Begin

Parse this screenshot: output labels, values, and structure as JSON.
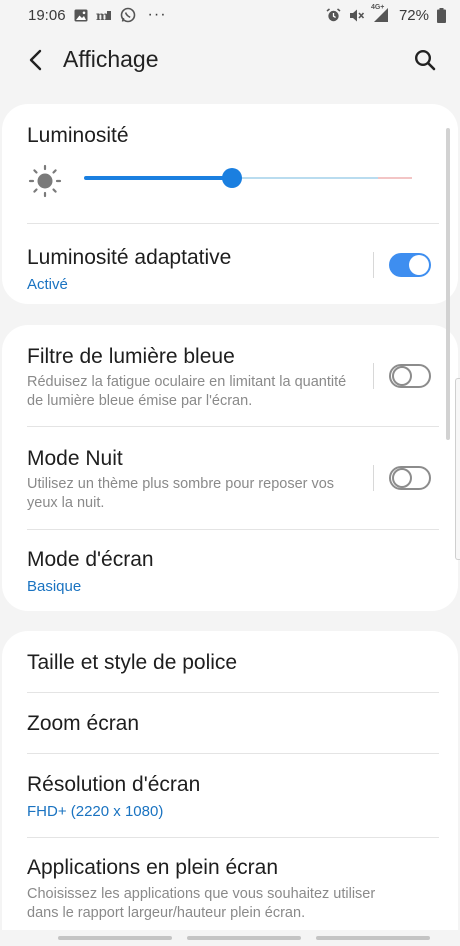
{
  "status_bar": {
    "time": "19:06",
    "more": "···",
    "network": "4G+",
    "battery": "72%",
    "icons_left": [
      "image-icon",
      "m-app-icon",
      "whatsapp-icon"
    ],
    "icons_right": [
      "alarm-icon",
      "mute-icon",
      "signal-icon",
      "battery-icon"
    ]
  },
  "app_bar": {
    "title": "Affichage",
    "back_icon": "back-arrow-icon",
    "search_icon": "search-icon"
  },
  "brightness": {
    "title": "Luminosité",
    "icon": "sun-icon",
    "level_percent": 45
  },
  "adaptive_brightness": {
    "title": "Luminosité adaptative",
    "status": "Activé",
    "enabled": true
  },
  "blue_light_filter": {
    "title": "Filtre de lumière bleue",
    "description": "Réduisez la fatigue oculaire en limitant la quantité de lumière bleue émise par l'écran.",
    "enabled": false
  },
  "night_mode": {
    "title": "Mode Nuit",
    "description": "Utilisez un thème plus sombre pour reposer vos yeux la nuit.",
    "enabled": false
  },
  "screen_mode": {
    "title": "Mode d'écran",
    "value": "Basique"
  },
  "font_size_style": {
    "title": "Taille et style de police"
  },
  "screen_zoom": {
    "title": "Zoom écran"
  },
  "screen_resolution": {
    "title": "Résolution d'écran",
    "value": "FHD+ (2220 x 1080)"
  },
  "fullscreen_apps": {
    "title": "Applications en plein écran",
    "description": "Choisissez les applications que vous souhaitez utiliser dans le rapport largeur/hauteur plein écran."
  },
  "colors": {
    "accent": "#1a7fe0",
    "toggle_on": "#3e8ef0",
    "link_text": "#1a73c1",
    "card_bg": "#ffffff",
    "page_bg": "#f4f4f4"
  }
}
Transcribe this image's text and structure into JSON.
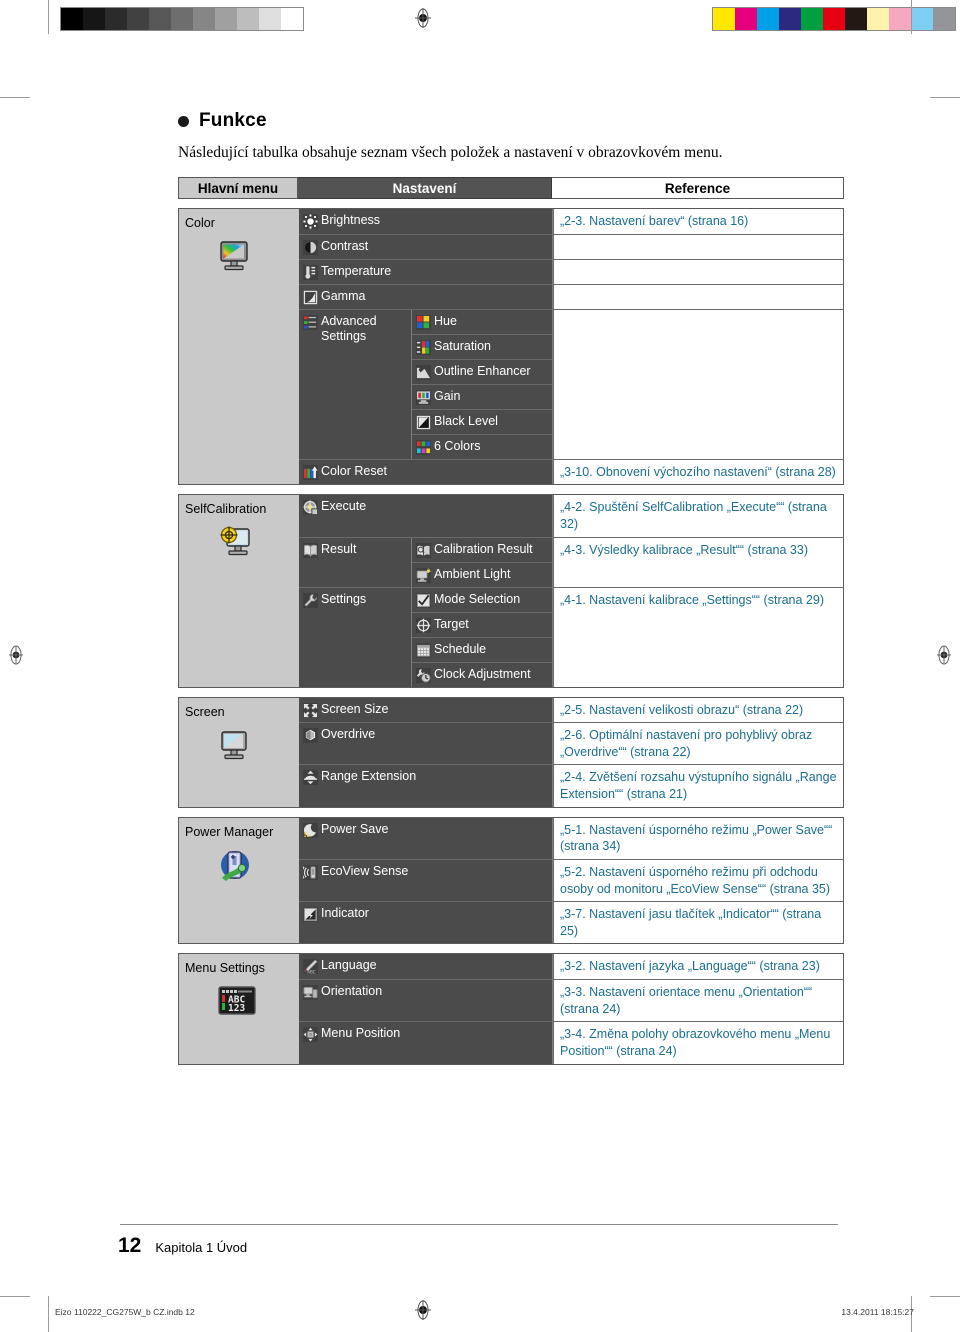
{
  "print_marks": {
    "gray_bar": [
      "#000000",
      "#161616",
      "#2b2b2b",
      "#414141",
      "#575757",
      "#6e6e6e",
      "#868686",
      "#a0a0a0",
      "#bdbdbd",
      "#dedede",
      "#ffffff"
    ],
    "color_bar": [
      "#ffe800",
      "#e6007e",
      "#00a0e9",
      "#2b2a80",
      "#00a040",
      "#e60012",
      "#231815",
      "#fdf3ac",
      "#f6a8c0",
      "#7ecef4",
      "#939598"
    ]
  },
  "heading": {
    "bullet_label": "Funkce"
  },
  "intro": "Následující tabulka obsahuje seznam všech položek a nastavení v obrazovkovém menu.",
  "table": {
    "headers": {
      "main_menu": "Hlavní menu",
      "settings": "Nastavení",
      "reference": "Reference"
    },
    "groups": [
      {
        "label": "Color",
        "icon": "monitor-rainbow-icon",
        "rows": [
          {
            "type": "simple",
            "icon": "brightness-icon",
            "label": "Brightness",
            "reference": "„2-3. Nastavení barev“ (strana 16)"
          },
          {
            "type": "simple",
            "icon": "contrast-icon",
            "label": "Contrast",
            "reference": ""
          },
          {
            "type": "simple",
            "icon": "temperature-icon",
            "label": "Temperature",
            "reference": ""
          },
          {
            "type": "simple",
            "icon": "gamma-icon",
            "label": "Gamma",
            "reference": ""
          },
          {
            "type": "nested",
            "icon": "advanced-settings-icon",
            "label": "Advanced Settings",
            "reference": "",
            "children": [
              {
                "icon": "hue-icon",
                "label": "Hue"
              },
              {
                "icon": "saturation-icon",
                "label": "Saturation"
              },
              {
                "icon": "outline-enhancer-icon",
                "label": "Outline Enhancer"
              },
              {
                "icon": "gain-icon",
                "label": "Gain"
              },
              {
                "icon": "black-level-icon",
                "label": "Black Level"
              },
              {
                "icon": "six-colors-icon",
                "label": "6 Colors"
              }
            ]
          },
          {
            "type": "simple",
            "icon": "color-reset-icon",
            "label": "Color Reset",
            "reference": "„3-10. Obnovení výchozího nastavení“ (strana 28)"
          }
        ]
      },
      {
        "label": "SelfCalibration",
        "icon": "monitor-target-icon",
        "rows": [
          {
            "type": "simple",
            "icon": "execute-icon",
            "label": "Execute",
            "reference": "„4-2. Spuštění SelfCalibration „Execute““ (strana 32)"
          },
          {
            "type": "nested",
            "icon": "result-icon",
            "label": "Result",
            "reference": "„4-3. Výsledky kalibrace „Result““ (strana 33)",
            "children": [
              {
                "icon": "calibration-result-icon",
                "label": "Calibration Result"
              },
              {
                "icon": "ambient-light-icon",
                "label": "Ambient Light"
              }
            ]
          },
          {
            "type": "nested",
            "icon": "settings-wrench-icon",
            "label": "Settings",
            "reference": "„4-1. Nastavení kalibrace „Settings““ (strana 29)",
            "children": [
              {
                "icon": "mode-selection-icon",
                "label": "Mode Selection"
              },
              {
                "icon": "target-icon",
                "label": "Target"
              },
              {
                "icon": "schedule-icon",
                "label": "Schedule"
              },
              {
                "icon": "clock-adjustment-icon",
                "label": "Clock Adjustment"
              }
            ]
          }
        ]
      },
      {
        "label": "Screen",
        "icon": "monitor-screen-icon",
        "rows": [
          {
            "type": "simple",
            "icon": "screen-size-icon",
            "label": "Screen Size",
            "reference": "„2-5. Nastavení velikosti obrazu“ (strana 22)"
          },
          {
            "type": "simple",
            "icon": "overdrive-icon",
            "label": "Overdrive",
            "reference": "„2-6. Optimální nastavení pro pohyblivý obraz „Overdrive““ (strana 22)"
          },
          {
            "type": "simple",
            "icon": "range-extension-icon",
            "label": "Range Extension",
            "reference": "„2-4. Zvětšení rozsahu výstupního signálu „Range Extension““ (strana 21)"
          }
        ]
      },
      {
        "label": "Power Manager",
        "icon": "battery-plug-icon",
        "rows": [
          {
            "type": "simple",
            "icon": "power-save-icon",
            "label": "Power Save",
            "reference": "„5-1. Nastavení úsporného režimu „Power Save““ (strana 34)"
          },
          {
            "type": "simple",
            "icon": "ecoview-sense-icon",
            "label": "EcoView Sense",
            "reference": "„5-2. Nastavení úsporného režimu při odchodu osoby od monitoru „EcoView Sense““ (strana 35)"
          },
          {
            "type": "simple",
            "icon": "indicator-icon",
            "label": "Indicator",
            "reference": "„3-7. Nastavení jasu tlačítek „Indicator““ (strana 25)"
          }
        ]
      },
      {
        "label": "Menu Settings",
        "icon": "abc123-icon",
        "rows": [
          {
            "type": "simple",
            "icon": "language-icon",
            "label": "Language",
            "reference": "„3-2. Nastavení jazyka „Language““ (strana 23)"
          },
          {
            "type": "simple",
            "icon": "orientation-icon",
            "label": "Orientation",
            "reference": "„3-3. Nastavení orientace menu „Orientation““ (strana 24)"
          },
          {
            "type": "simple",
            "icon": "menu-position-icon",
            "label": "Menu Position",
            "reference": "„3-4. Změna polohy obrazovkového menu „Menu Position““ (strana 24)"
          }
        ]
      }
    ]
  },
  "footer": {
    "page_number": "12",
    "chapter": "Kapitola 1 Úvod",
    "slug_left": "Eizo 110222_CG275W_b CZ.indb   12",
    "slug_right": "13.4.2011   18:15:27"
  },
  "colors": {
    "link": "#1b6f91",
    "panel_dark": "#4b4b4b",
    "panel_light": "#c9c9c9",
    "header_dark": "#535353"
  }
}
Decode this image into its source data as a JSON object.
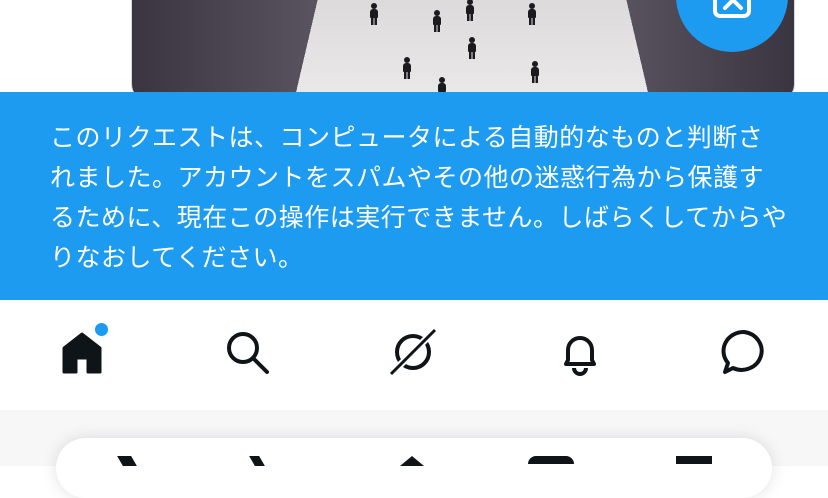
{
  "media": {
    "image_subject": "people walking on a walkway"
  },
  "fab": {
    "icon": "compose-media-icon",
    "color": "#1d9bf0"
  },
  "toast": {
    "message": "このリクエストは、コンピュータによる自動的なものと判断されました。アカウントをスパムやその他の迷惑行為から保護するために、現在この操作は実行できません。しばらくしてからやりなおしてください。",
    "background": "#1d9bf0"
  },
  "tabbar": {
    "tabs": [
      {
        "name": "home",
        "icon": "home-icon",
        "active": true,
        "has_badge": true
      },
      {
        "name": "search",
        "icon": "search-icon",
        "active": false
      },
      {
        "name": "grok",
        "icon": "grok-icon",
        "active": false
      },
      {
        "name": "notifications",
        "icon": "bell-icon",
        "active": false
      },
      {
        "name": "messages",
        "icon": "message-icon",
        "active": false
      }
    ],
    "badge_color": "#1d9bf0"
  }
}
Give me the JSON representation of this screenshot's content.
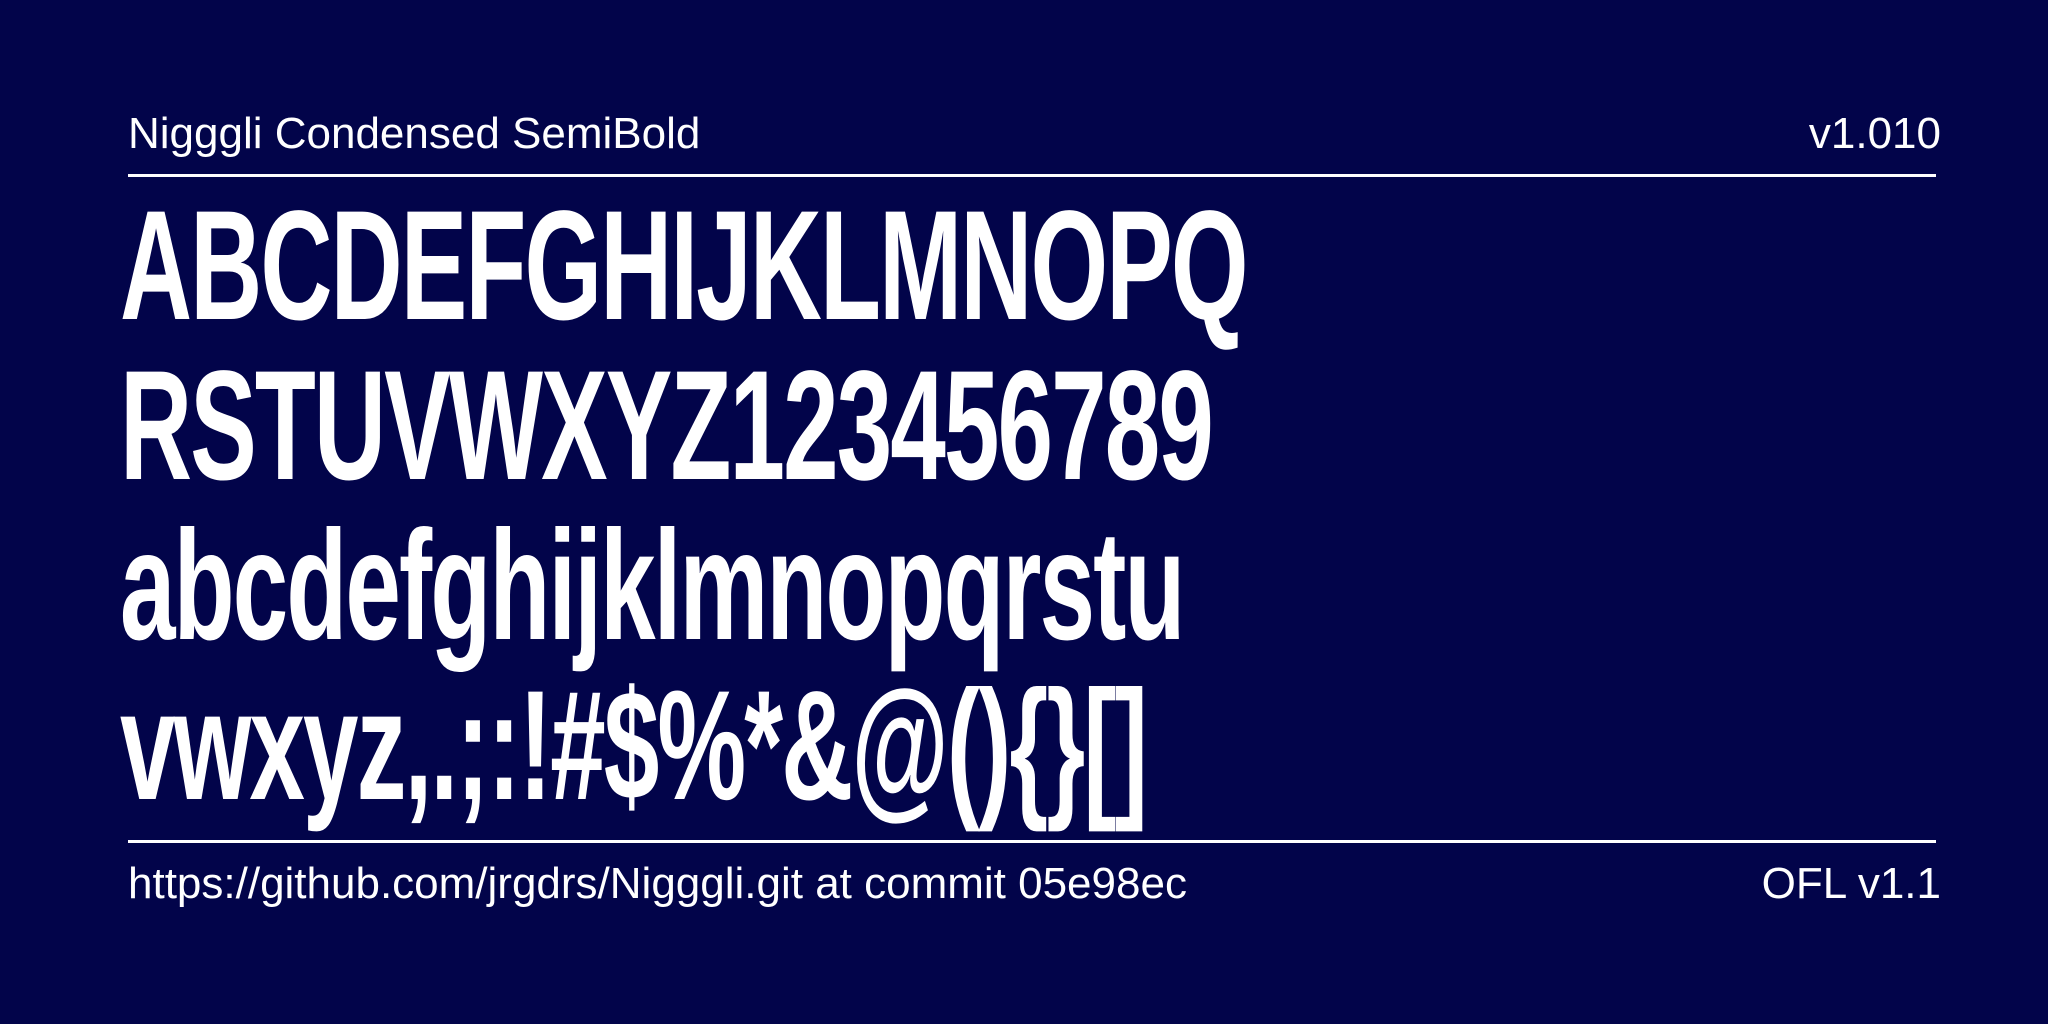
{
  "header": {
    "font_name": "Nigggli Condensed SemiBold",
    "version": "v1.010"
  },
  "specimen": {
    "lines": [
      "ABCDEFGHIJKLMNOPQ",
      "RSTUVWXYZ123456789",
      "abcdefghijklmnopqrstu",
      "vwxyz,.;:!#$%*&@(){}[]"
    ]
  },
  "footer": {
    "source": "https://github.com/jrgdrs/Nigggli.git at commit 05e98ec",
    "license": "OFL v1.1"
  },
  "colors": {
    "background": "#02044a",
    "foreground": "#ffffff"
  }
}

End

### WHAT IS REQUIRED:
Scan the material above. Copy each line that holds the word "plein".

### REPLY:
    "title": "Applications en plein écran",
    "description": "Choisissez les applications que vous souhaitez utiliser dans le rapport largeur/hauteur plein écran."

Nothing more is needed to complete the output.